Stored dataset items:
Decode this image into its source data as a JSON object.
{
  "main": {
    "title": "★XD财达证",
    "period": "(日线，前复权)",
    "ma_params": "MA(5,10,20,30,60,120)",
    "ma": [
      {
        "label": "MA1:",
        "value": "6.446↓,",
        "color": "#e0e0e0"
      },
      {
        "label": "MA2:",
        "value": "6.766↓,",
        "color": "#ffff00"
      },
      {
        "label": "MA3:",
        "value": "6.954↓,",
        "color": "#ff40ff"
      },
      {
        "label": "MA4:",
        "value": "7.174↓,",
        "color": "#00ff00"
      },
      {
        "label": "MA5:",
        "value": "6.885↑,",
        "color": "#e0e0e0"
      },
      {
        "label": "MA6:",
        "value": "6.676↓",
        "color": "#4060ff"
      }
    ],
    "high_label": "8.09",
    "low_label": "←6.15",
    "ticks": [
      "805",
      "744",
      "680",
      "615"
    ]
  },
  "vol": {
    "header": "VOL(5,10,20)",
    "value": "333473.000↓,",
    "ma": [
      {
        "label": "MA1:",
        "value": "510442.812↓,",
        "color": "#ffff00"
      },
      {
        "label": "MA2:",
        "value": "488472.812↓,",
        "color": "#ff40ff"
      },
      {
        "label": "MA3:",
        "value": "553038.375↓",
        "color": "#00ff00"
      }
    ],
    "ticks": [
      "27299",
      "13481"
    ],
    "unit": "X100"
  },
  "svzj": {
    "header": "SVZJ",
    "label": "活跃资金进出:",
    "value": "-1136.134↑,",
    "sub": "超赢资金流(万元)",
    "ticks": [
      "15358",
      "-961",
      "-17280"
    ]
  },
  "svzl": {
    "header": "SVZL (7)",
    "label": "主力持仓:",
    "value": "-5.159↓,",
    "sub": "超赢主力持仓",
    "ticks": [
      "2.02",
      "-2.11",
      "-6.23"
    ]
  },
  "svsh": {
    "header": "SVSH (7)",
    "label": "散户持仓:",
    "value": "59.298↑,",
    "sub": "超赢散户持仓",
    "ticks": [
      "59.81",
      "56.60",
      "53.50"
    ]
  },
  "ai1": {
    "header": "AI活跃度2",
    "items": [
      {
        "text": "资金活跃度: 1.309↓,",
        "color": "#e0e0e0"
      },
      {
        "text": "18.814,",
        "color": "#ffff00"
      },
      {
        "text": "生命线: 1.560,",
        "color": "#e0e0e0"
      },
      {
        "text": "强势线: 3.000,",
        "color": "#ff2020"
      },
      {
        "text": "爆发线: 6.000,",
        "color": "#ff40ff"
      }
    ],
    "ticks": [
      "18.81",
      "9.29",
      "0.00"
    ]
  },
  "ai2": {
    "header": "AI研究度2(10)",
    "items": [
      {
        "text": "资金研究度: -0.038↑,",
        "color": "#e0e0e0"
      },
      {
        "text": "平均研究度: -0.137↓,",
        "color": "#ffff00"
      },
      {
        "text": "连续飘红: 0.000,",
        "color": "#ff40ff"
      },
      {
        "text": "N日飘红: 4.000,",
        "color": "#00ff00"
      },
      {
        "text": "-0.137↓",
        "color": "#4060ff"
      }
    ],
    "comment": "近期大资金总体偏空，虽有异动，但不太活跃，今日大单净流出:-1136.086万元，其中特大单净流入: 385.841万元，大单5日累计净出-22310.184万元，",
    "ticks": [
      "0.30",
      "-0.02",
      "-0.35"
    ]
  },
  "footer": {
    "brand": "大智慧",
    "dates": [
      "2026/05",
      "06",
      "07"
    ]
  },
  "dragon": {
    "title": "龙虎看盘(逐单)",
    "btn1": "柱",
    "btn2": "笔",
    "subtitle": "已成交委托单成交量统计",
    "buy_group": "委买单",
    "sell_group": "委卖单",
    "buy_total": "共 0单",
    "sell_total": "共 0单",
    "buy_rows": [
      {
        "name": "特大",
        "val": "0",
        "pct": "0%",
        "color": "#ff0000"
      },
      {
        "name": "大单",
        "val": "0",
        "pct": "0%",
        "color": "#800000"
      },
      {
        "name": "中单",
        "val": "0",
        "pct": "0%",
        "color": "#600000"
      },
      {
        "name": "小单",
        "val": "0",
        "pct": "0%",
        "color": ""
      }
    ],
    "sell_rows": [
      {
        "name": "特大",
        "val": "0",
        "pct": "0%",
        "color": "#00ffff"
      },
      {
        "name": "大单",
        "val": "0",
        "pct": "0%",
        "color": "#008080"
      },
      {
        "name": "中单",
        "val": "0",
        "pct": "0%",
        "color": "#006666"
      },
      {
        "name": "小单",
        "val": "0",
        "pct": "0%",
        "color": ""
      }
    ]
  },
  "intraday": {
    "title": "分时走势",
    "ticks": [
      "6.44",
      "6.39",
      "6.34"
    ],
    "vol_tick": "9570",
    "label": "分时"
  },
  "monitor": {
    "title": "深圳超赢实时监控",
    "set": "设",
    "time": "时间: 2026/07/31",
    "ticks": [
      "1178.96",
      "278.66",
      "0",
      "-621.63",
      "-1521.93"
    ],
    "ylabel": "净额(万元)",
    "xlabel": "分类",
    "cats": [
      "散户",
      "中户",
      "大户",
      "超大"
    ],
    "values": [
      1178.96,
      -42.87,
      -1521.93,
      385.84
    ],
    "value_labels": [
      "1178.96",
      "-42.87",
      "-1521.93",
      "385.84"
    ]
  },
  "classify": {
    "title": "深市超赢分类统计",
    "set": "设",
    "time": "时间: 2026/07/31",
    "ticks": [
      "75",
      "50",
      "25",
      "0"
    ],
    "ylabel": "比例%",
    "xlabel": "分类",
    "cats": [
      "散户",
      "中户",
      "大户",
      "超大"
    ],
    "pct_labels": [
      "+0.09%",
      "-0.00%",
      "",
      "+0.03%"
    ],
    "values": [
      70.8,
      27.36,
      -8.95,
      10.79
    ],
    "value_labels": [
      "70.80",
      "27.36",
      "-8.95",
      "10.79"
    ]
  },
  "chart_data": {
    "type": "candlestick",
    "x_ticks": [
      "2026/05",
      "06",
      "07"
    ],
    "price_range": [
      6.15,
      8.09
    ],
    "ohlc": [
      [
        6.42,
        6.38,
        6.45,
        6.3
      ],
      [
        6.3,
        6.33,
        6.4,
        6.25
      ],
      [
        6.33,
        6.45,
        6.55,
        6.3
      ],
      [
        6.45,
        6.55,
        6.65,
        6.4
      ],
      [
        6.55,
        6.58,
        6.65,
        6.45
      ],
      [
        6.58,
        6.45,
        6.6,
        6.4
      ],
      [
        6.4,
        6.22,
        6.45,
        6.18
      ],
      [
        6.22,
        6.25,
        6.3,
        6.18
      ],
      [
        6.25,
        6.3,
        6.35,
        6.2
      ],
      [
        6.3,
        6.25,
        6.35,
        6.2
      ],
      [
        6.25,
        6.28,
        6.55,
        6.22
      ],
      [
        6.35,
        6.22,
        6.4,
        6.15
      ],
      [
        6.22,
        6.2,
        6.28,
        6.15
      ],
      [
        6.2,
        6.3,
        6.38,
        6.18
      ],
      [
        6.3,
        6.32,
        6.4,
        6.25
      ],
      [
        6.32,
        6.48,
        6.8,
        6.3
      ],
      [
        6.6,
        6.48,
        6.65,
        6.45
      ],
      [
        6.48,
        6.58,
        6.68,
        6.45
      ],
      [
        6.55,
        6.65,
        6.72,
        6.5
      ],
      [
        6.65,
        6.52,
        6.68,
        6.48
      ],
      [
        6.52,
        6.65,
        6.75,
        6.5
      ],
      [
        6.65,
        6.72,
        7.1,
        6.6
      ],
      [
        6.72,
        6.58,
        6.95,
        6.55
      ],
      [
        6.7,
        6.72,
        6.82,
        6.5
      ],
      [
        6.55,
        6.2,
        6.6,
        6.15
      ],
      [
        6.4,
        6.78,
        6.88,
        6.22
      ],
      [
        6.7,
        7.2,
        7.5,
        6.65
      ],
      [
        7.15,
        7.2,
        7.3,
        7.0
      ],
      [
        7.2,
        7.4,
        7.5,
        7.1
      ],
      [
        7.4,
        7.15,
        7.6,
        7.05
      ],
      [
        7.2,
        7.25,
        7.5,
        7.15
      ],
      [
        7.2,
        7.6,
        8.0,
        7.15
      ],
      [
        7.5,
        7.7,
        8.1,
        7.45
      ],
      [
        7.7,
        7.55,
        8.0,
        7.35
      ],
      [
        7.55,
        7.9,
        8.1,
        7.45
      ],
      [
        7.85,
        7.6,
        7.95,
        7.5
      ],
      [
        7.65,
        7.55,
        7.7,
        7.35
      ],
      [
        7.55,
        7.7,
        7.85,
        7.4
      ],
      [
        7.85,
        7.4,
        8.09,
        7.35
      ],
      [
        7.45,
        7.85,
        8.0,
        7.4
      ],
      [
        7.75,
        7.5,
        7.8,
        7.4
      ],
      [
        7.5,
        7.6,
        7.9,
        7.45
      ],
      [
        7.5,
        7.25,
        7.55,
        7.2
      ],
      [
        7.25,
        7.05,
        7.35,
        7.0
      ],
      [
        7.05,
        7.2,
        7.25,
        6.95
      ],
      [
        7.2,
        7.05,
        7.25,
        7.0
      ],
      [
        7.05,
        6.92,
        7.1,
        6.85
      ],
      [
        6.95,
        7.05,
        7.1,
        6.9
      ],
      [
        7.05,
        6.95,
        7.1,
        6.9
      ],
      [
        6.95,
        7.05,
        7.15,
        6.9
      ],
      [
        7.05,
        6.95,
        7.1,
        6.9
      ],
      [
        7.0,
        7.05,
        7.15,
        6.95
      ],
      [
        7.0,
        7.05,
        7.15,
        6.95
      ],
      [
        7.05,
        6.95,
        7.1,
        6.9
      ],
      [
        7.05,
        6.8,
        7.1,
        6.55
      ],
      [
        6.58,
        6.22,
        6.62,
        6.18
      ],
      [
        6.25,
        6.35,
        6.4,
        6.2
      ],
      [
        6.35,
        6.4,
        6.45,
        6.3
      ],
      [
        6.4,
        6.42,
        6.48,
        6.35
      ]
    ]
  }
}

- _WHAT YOU SHOULD DO_
Check each line above for "text" and return the ones that have it.

- _FINAL RESULT_
        "text": "资金活跃度: 1.309↓,",
        "text": "18.814,",
        "text": "生命线: 1.560,",
        "text": "强势线: 3.000,",
        "text": "爆发线: 6.000,",
        "text": "资金研究度: -0.038↑,",
        "text": "平均研究度: -0.137↓,",
        "text": "连续飘红: 0.000,",
        "text": "N日飘红: 4.000,",
        "text": "-0.137↓",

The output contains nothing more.